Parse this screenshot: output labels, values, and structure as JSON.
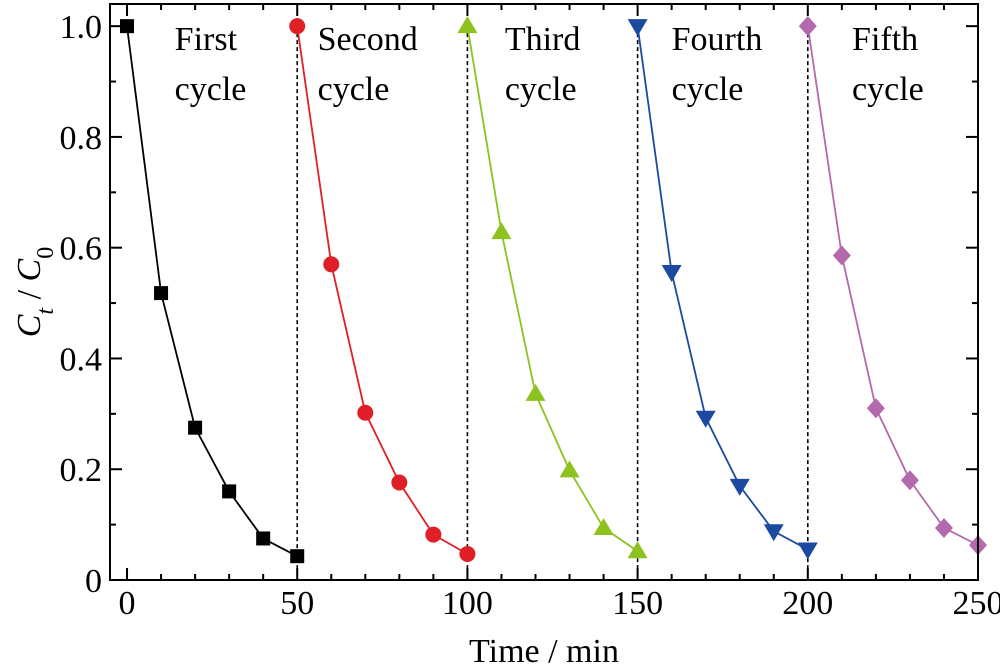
{
  "chart_data": {
    "type": "line",
    "xlabel": "Time / min",
    "ylabel": {
      "main": "C",
      "sub1": "t",
      "sep": " / ",
      "main2": "C",
      "sub2": "0"
    },
    "xlim": [
      -5,
      250
    ],
    "ylim": [
      0,
      1.04
    ],
    "xticks": [
      0,
      50,
      100,
      150,
      200,
      250
    ],
    "xtick_labels": [
      "0",
      "50",
      "100",
      "150",
      "200",
      "250"
    ],
    "yticks": [
      0,
      0.2,
      0.4,
      0.6,
      0.8,
      1.0
    ],
    "ytick_labels": [
      "0",
      "0.2",
      "0.4",
      "0.6",
      "0.8",
      "1.0"
    ],
    "x_minor_ticks": [
      10,
      20,
      30,
      40,
      60,
      70,
      80,
      90,
      110,
      120,
      130,
      140,
      160,
      170,
      180,
      190,
      210,
      220,
      230,
      240
    ],
    "y_minor_ticks": [
      0.1,
      0.3,
      0.5,
      0.7,
      0.9
    ],
    "grid": false,
    "cycle_dividers": [
      50,
      100,
      150,
      200
    ],
    "annotations": [
      {
        "line1": "First",
        "line2": "cycle",
        "x": 14
      },
      {
        "line1": "Second",
        "line2": "cycle",
        "x": 56
      },
      {
        "line1": "Third",
        "line2": "cycle",
        "x": 111
      },
      {
        "line1": "Fourth",
        "line2": "cycle",
        "x": 160
      },
      {
        "line1": "Fifth",
        "line2": "cycle",
        "x": 213
      }
    ],
    "series": [
      {
        "marker": "square",
        "color": "#000000",
        "x": [
          0,
          10,
          20,
          30,
          40,
          50
        ],
        "y": [
          1.0,
          0.518,
          0.275,
          0.16,
          0.075,
          0.043
        ]
      },
      {
        "marker": "circle",
        "color": "#e01e25",
        "x": [
          50,
          60,
          70,
          80,
          90,
          100
        ],
        "y": [
          1.0,
          0.57,
          0.302,
          0.176,
          0.082,
          0.047
        ]
      },
      {
        "marker": "triangle-up",
        "color": "#8dc21f",
        "x": [
          100,
          110,
          120,
          130,
          140,
          150
        ],
        "y": [
          1.0,
          0.628,
          0.336,
          0.198,
          0.094,
          0.052
        ]
      },
      {
        "marker": "triangle-down",
        "color": "#1c4aa1",
        "x": [
          150,
          160,
          170,
          180,
          190,
          200
        ],
        "y": [
          1.0,
          0.556,
          0.293,
          0.17,
          0.088,
          0.055
        ]
      },
      {
        "marker": "diamond",
        "color": "#b569ad",
        "x": [
          200,
          210,
          220,
          230,
          240,
          250
        ],
        "y": [
          1.0,
          0.586,
          0.31,
          0.18,
          0.094,
          0.063
        ]
      }
    ]
  }
}
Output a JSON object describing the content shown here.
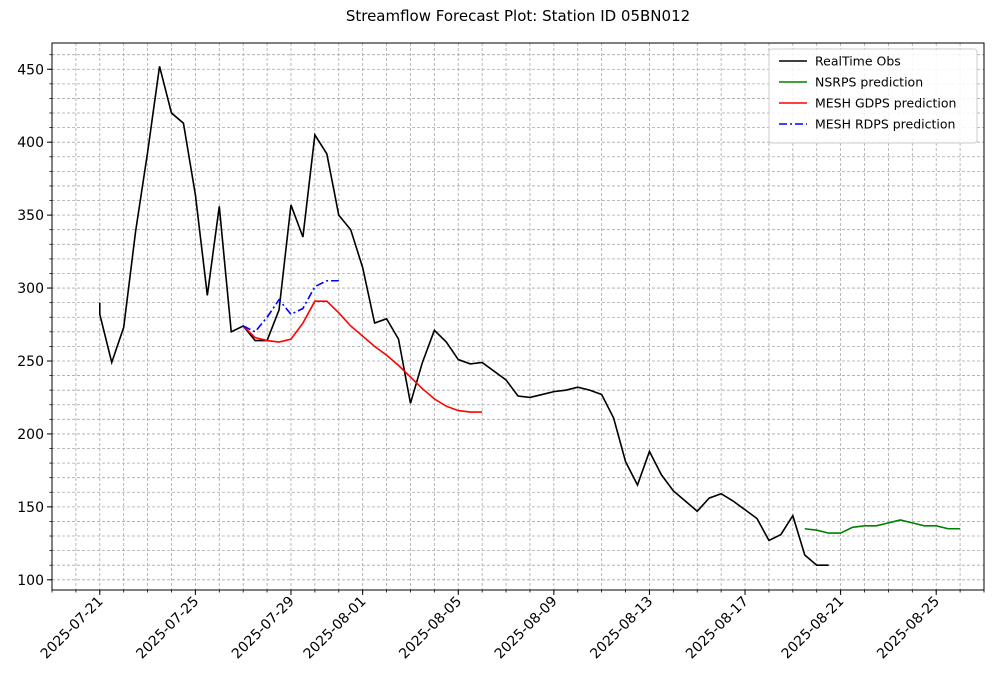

□ □ □

### Set problem
Transcribe every record above exactly as written, leaving out any pictures.

### Response to this task
Parse this screenshot: output labels, values, and structure as JSON.
{
  "chart_data": {
    "type": "line",
    "xlabel": "Time / min",
    "ylabel": {
      "main": "C",
      "sub1": "t",
      "sep": " / ",
      "main2": "C",
      "sub2": "0"
    },
    "xlim": [
      -5,
      250
    ],
    "ylim": [
      0,
      1.04
    ],
    "xticks": [
      0,
      50,
      100,
      150,
      200,
      250
    ],
    "xtick_labels": [
      "0",
      "50",
      "100",
      "150",
      "200",
      "250"
    ],
    "yticks": [
      0,
      0.2,
      0.4,
      0.6,
      0.8,
      1.0
    ],
    "ytick_labels": [
      "0",
      "0.2",
      "0.4",
      "0.6",
      "0.8",
      "1.0"
    ],
    "x_minor_ticks": [
      10,
      20,
      30,
      40,
      60,
      70,
      80,
      90,
      110,
      120,
      130,
      140,
      160,
      170,
      180,
      190,
      210,
      220,
      230,
      240
    ],
    "y_minor_ticks": [
      0.1,
      0.3,
      0.5,
      0.7,
      0.9
    ],
    "grid": false,
    "cycle_dividers": [
      50,
      100,
      150,
      200
    ],
    "annotations": [
      {
        "line1": "First",
        "line2": "cycle",
        "x": 14
      },
      {
        "line1": "Second",
        "line2": "cycle",
        "x": 56
      },
      {
        "line1": "Third",
        "line2": "cycle",
        "x": 111
      },
      {
        "line1": "Fourth",
        "line2": "cycle",
        "x": 160
      },
      {
        "line1": "Fifth",
        "line2": "cycle",
        "x": 213
      }
    ],
    "series": [
      {
        "marker": "square",
        "color": "#000000",
        "x": [
          0,
          10,
          20,
          30,
          40,
          50
        ],
        "y": [
          1.0,
          0.518,
          0.275,
          0.16,
          0.075,
          0.043
        ]
      },
      {
        "marker": "circle",
        "color": "#e01e25",
        "x": [
          50,
          60,
          70,
          80,
          90,
          100
        ],
        "y": [
          1.0,
          0.57,
          0.302,
          0.176,
          0.082,
          0.047
        ]
      },
      {
        "marker": "triangle-up",
        "color": "#8dc21f",
        "x": [
          100,
          110,
          120,
          130,
          140,
          150
        ],
        "y": [
          1.0,
          0.628,
          0.336,
          0.198,
          0.094,
          0.052
        ]
      },
      {
        "marker": "triangle-down",
        "color": "#1c4aa1",
        "x": [
          150,
          160,
          170,
          180,
          190,
          200
        ],
        "y": [
          1.0,
          0.556,
          0.293,
          0.17,
          0.088,
          0.055
        ]
      },
      {
        "marker": "diamond",
        "color": "#b569ad",
        "x": [
          200,
          210,
          220,
          230,
          240,
          250
        ],
        "y": [
          1.0,
          0.586,
          0.31,
          0.18,
          0.094,
          0.063
        ]
      }
    ]
  }
}
Output a JSON object describing the content shown here.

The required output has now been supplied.